(Task instructions): Your task is to repeat the listing exactly.

(Information provided):
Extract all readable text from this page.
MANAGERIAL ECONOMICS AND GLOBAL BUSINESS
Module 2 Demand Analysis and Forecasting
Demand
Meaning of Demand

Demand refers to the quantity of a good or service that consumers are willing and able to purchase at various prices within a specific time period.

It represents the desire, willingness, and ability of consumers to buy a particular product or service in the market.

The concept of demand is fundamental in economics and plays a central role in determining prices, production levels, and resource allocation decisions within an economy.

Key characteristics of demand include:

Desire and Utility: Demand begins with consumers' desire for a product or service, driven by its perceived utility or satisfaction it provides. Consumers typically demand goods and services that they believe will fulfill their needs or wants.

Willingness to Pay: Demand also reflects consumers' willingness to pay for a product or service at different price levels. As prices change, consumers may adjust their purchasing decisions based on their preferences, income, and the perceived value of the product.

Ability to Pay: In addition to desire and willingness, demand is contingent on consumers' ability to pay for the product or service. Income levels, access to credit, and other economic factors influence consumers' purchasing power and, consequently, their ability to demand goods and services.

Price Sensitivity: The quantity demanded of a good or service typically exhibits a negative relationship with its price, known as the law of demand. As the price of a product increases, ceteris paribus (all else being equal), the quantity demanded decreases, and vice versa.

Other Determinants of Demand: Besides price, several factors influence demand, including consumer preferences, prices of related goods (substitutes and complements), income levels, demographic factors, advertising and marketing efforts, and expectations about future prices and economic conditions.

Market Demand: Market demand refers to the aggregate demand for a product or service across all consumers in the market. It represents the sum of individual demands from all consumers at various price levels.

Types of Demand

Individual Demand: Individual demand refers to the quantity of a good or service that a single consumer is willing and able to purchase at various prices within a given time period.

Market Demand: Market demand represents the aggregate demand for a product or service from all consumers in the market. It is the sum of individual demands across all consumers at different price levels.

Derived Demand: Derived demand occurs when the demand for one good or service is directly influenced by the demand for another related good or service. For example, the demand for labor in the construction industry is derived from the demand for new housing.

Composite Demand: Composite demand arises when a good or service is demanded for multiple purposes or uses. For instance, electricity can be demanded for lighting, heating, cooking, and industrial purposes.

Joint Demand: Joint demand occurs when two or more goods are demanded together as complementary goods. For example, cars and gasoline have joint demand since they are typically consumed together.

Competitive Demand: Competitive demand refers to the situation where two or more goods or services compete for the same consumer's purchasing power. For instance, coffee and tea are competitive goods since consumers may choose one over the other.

(Finished answer):
Extract all readable text from this page.
MANAGERIAL ECONOMICS AND GLOBAL BUSINESS
Module 2 Demand Analysis and Forecasting
Demand
Meaning of Demand

Demand refers to the quantity of a good or service that consumers are willing and able to purchase at various prices within a specific time period.

It represents the desire, willingness, and ability of consumers to buy a particular product or service in the market.

The concept of demand is fundamental in economics and plays a central role in determining prices, production levels, and resource allocation decisions within an economy.

Key characteristics of demand include:

Desire and Utility: Demand begins with consumers' desire for a product or service, driven by its perceived utility or satisfaction it provides. Consumers typically demand goods and services that they believe will fulfill their needs or wants.

Willingness to Pay: Demand also reflects consumers' willingness to pay for a product or service at different price levels. As prices change, consumers may adjust their purchasing decisions based on their preferences, income, and the perceived value of the product.

Ability to Pay: In addition to desire and willingness, demand is contingent on consumers' ability to pay for the product or service. Income levels, access to credit, and other economic factors influence consumers' purchasing power and, consequently, their ability to demand goods and services.

Price Sensitivity: The quantity demanded of a good or service typically exhibits a negative relationship with its price, known as the law of demand. As the price of a product increases, ceteris paribus (all else being equal), the quantity demanded decreases, and vice versa.

Other Determinants of Demand: Besides price, several factors influence demand, including consumer preferences, prices of related goods (substitutes and complements), income levels, demographic factors, advertising and marketing efforts, and expectations about future prices and economic conditions.

Market Demand: Market demand refers to the aggregate demand for a product or service across all consumers in the market. It represents the sum of individual demands from all consumers at various price levels.

Types of Demand

Individual Demand: Individual demand refers to the quantity of a good or service that a single consumer is willing and able to purchase at various prices within a given time period.

Market Demand: Market demand represents the aggregate demand for a product or service from all consumers in the market. It is the sum of individual demands across all consumers at different price levels.

Derived Demand: Derived demand occurs when the demand for one good or service is directly influenced by the demand for another related good or service. For example, the demand for labor in the construction industry is derived from the demand for new housing.

Composite Demand: Composite demand arises when a good or service is demanded for multiple purposes or uses. For instance, electricity can be demanded for lighting, heating, cooking, and industrial purposes.

Joint Demand: Joint demand occurs when two or more goods are demanded together as complementary goods. For example, cars and gasoline have joint demand since they are typically consumed together.

Competitive Demand: Competitive demand refers to the situation where two or more goods or services compete for the same consumer's purchasing power. For instance, coffee and tea are competitive goods since consumers may choose one over the other.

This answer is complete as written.